PROMPT: Write out, please, the line containing "Enumerate this screenshot's" together with all lines after it, up to and including the last one, with no other output.

* begin *

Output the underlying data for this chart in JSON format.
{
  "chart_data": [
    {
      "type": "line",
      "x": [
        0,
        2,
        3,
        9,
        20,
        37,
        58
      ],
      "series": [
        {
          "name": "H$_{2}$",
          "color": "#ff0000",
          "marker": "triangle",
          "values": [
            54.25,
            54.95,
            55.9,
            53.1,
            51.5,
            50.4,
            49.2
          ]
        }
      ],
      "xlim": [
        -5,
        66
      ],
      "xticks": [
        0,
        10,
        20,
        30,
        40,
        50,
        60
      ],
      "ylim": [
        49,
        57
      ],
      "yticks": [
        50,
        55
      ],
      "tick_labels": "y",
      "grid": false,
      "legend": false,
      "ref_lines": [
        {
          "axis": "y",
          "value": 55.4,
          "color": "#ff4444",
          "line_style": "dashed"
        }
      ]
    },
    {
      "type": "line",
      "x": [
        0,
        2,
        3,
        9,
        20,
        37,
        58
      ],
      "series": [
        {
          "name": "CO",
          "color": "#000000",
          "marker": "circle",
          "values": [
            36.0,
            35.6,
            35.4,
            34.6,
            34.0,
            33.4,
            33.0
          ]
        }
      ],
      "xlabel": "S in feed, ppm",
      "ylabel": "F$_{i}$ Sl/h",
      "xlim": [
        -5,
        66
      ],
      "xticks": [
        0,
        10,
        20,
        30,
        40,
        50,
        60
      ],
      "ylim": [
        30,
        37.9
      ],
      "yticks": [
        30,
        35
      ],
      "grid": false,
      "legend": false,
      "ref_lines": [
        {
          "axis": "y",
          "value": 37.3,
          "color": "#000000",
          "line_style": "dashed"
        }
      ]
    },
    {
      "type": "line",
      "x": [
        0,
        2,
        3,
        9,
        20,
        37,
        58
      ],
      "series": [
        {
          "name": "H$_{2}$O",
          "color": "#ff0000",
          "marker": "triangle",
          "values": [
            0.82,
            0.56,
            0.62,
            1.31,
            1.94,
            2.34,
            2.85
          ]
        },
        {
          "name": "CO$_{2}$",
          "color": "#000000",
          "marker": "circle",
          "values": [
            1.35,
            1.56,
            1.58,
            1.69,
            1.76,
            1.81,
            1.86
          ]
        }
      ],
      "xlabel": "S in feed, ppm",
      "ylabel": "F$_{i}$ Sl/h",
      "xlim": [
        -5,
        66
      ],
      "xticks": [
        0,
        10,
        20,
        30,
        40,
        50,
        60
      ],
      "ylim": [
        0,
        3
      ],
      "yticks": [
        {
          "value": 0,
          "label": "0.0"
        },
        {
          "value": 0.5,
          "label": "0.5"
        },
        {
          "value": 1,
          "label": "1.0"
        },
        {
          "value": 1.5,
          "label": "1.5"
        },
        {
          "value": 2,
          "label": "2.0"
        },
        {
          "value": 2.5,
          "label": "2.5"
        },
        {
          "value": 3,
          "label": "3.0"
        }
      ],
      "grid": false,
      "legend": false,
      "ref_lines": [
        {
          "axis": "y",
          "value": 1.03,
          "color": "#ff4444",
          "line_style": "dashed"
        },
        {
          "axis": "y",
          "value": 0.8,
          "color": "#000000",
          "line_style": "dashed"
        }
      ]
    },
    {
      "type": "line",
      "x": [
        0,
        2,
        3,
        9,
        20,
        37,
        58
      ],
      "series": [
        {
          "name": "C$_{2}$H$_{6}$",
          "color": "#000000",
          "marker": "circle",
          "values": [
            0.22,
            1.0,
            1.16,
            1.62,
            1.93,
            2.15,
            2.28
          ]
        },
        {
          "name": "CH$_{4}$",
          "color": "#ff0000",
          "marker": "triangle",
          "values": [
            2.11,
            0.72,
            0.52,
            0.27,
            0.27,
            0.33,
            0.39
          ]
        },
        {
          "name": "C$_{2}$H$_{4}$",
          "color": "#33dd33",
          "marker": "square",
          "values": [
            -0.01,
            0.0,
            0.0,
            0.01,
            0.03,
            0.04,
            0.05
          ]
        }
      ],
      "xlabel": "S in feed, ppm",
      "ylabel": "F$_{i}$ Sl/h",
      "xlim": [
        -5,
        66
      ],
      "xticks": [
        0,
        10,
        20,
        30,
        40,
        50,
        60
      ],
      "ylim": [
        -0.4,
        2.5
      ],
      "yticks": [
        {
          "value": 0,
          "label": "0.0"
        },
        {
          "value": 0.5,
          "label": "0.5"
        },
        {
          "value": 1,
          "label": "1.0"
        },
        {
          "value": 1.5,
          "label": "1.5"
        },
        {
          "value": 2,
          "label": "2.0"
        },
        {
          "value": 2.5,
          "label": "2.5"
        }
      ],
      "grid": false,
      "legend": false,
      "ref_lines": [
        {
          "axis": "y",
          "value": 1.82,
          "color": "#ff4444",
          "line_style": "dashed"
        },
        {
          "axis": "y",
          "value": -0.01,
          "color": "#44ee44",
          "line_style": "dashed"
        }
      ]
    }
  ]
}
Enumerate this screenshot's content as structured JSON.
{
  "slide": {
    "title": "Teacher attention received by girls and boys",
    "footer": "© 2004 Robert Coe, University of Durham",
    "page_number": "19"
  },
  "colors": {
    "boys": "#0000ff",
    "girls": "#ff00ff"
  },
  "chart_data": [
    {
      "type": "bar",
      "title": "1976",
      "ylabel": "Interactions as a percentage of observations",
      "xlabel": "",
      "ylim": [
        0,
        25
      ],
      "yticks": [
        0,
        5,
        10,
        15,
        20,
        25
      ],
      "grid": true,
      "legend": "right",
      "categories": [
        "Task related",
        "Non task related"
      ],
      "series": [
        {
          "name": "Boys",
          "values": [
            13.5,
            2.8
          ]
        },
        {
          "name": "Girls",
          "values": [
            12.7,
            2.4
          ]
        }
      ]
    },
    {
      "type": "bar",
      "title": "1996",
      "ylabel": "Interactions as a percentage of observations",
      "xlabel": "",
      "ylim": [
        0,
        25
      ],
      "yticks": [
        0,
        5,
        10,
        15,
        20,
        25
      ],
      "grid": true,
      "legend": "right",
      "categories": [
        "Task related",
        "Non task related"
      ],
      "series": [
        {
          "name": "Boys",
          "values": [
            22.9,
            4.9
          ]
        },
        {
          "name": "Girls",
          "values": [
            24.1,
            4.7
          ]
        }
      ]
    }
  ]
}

* end *

ANSWER IN FULL:
Enumerate this screenshot's content as structured JSON.
{
  "slide": {
    "title": "Teacher attention received by girls and boys",
    "footer": "© 2004 Robert Coe, University of Durham",
    "page_number": "19"
  },
  "colors": {
    "boys": "#0000ff",
    "girls": "#ff00ff"
  },
  "chart_data": [
    {
      "type": "bar",
      "title": "1976",
      "ylabel": "Interactions as a percentage of observations",
      "xlabel": "",
      "ylim": [
        0,
        25
      ],
      "yticks": [
        0,
        5,
        10,
        15,
        20,
        25
      ],
      "grid": true,
      "legend": "right",
      "categories": [
        "Task related",
        "Non task related"
      ],
      "series": [
        {
          "name": "Boys",
          "values": [
            13.5,
            2.8
          ]
        },
        {
          "name": "Girls",
          "values": [
            12.7,
            2.4
          ]
        }
      ]
    },
    {
      "type": "bar",
      "title": "1996",
      "ylabel": "Interactions as a percentage of observations",
      "xlabel": "",
      "ylim": [
        0,
        25
      ],
      "yticks": [
        0,
        5,
        10,
        15,
        20,
        25
      ],
      "grid": true,
      "legend": "right",
      "categories": [
        "Task related",
        "Non task related"
      ],
      "series": [
        {
          "name": "Boys",
          "values": [
            22.9,
            4.9
          ]
        },
        {
          "name": "Girls",
          "values": [
            24.1,
            4.7
          ]
        }
      ]
    }
  ]
}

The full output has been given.